• **Stated goal**:
Copy every line of the entries that includes the word "offset".

Figure dataset records:

§

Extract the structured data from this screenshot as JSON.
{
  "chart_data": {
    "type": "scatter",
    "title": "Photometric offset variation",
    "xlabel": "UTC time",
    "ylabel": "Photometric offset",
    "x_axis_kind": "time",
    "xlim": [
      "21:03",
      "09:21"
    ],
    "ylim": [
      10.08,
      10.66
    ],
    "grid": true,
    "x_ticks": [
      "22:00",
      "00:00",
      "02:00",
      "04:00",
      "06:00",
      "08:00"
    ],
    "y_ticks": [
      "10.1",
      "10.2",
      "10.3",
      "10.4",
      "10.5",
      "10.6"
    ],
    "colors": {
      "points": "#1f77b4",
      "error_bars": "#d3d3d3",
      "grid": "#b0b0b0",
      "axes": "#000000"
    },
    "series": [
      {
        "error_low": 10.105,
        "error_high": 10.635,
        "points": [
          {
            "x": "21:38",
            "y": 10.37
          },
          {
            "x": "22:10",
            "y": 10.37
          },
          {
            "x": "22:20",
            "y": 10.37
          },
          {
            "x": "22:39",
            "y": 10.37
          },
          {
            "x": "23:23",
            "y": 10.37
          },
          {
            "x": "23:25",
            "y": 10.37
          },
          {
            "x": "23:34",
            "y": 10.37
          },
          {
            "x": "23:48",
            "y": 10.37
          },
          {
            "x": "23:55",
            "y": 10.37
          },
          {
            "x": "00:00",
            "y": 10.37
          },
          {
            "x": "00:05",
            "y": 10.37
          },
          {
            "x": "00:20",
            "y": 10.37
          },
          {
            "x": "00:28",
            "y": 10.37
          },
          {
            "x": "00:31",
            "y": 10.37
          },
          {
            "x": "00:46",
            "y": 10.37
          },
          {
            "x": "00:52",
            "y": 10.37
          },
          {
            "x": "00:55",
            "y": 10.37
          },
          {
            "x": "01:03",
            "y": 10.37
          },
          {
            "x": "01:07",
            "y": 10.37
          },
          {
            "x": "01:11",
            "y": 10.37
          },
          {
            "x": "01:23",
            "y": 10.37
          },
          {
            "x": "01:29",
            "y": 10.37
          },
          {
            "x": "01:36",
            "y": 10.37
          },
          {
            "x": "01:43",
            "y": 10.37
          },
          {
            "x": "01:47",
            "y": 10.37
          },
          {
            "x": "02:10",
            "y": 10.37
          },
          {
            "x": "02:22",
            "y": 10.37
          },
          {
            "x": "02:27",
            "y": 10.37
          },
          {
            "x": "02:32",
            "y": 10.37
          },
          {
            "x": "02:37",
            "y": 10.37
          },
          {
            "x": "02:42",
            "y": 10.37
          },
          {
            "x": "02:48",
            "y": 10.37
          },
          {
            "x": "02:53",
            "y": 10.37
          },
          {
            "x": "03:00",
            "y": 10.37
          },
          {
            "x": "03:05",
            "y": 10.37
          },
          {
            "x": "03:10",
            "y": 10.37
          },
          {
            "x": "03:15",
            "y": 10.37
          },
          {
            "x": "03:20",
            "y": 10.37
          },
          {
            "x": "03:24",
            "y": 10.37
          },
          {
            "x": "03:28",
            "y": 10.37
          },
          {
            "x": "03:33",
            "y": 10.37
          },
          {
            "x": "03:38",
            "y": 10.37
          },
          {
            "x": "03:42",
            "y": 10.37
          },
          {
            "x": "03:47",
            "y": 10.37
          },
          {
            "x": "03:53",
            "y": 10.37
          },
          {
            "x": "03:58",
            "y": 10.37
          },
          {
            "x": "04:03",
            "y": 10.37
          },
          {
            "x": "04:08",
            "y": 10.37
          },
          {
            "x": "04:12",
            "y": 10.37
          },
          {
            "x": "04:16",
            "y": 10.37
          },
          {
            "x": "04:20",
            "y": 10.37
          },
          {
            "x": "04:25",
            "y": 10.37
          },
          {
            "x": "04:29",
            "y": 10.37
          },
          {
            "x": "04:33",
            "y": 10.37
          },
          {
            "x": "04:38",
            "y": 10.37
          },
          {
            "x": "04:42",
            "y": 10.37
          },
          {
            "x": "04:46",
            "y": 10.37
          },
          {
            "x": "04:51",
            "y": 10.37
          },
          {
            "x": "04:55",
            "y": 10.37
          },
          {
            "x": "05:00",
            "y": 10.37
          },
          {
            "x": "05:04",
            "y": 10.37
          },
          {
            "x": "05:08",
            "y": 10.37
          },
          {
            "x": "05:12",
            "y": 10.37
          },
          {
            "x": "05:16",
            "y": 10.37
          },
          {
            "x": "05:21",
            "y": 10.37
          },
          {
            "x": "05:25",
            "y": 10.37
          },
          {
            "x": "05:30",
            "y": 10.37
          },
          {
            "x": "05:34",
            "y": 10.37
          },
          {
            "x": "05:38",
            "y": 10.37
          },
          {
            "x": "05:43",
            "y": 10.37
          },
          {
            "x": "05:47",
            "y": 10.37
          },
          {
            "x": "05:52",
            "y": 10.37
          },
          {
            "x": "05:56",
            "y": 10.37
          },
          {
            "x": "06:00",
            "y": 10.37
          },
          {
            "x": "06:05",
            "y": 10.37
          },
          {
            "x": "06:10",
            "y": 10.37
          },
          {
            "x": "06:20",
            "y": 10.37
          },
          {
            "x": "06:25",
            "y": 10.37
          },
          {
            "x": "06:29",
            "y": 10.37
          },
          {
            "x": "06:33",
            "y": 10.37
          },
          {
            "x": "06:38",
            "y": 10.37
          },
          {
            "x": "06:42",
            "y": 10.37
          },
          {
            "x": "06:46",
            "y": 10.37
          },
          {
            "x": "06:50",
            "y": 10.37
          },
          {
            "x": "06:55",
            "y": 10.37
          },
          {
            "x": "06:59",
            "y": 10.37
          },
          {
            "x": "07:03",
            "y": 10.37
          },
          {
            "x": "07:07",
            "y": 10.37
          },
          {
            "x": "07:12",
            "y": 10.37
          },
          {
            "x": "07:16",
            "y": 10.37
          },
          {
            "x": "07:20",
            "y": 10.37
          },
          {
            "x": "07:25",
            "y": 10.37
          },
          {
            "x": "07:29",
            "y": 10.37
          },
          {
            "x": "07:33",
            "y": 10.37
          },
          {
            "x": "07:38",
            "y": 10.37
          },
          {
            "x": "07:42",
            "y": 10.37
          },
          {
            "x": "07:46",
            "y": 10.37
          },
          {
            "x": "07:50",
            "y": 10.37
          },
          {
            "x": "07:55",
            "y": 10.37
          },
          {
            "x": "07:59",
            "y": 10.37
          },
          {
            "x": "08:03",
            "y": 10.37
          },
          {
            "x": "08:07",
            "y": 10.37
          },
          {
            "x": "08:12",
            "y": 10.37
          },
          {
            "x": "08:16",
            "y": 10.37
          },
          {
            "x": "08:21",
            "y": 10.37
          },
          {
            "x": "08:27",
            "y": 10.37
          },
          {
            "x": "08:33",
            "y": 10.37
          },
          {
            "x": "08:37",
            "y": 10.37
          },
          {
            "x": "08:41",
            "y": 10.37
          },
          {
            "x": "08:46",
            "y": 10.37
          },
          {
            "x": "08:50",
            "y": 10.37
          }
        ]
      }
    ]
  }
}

§

• **Answer to the problem**:
    "title": "Photometric offset variation",
    "ylabel": "Photometric offset",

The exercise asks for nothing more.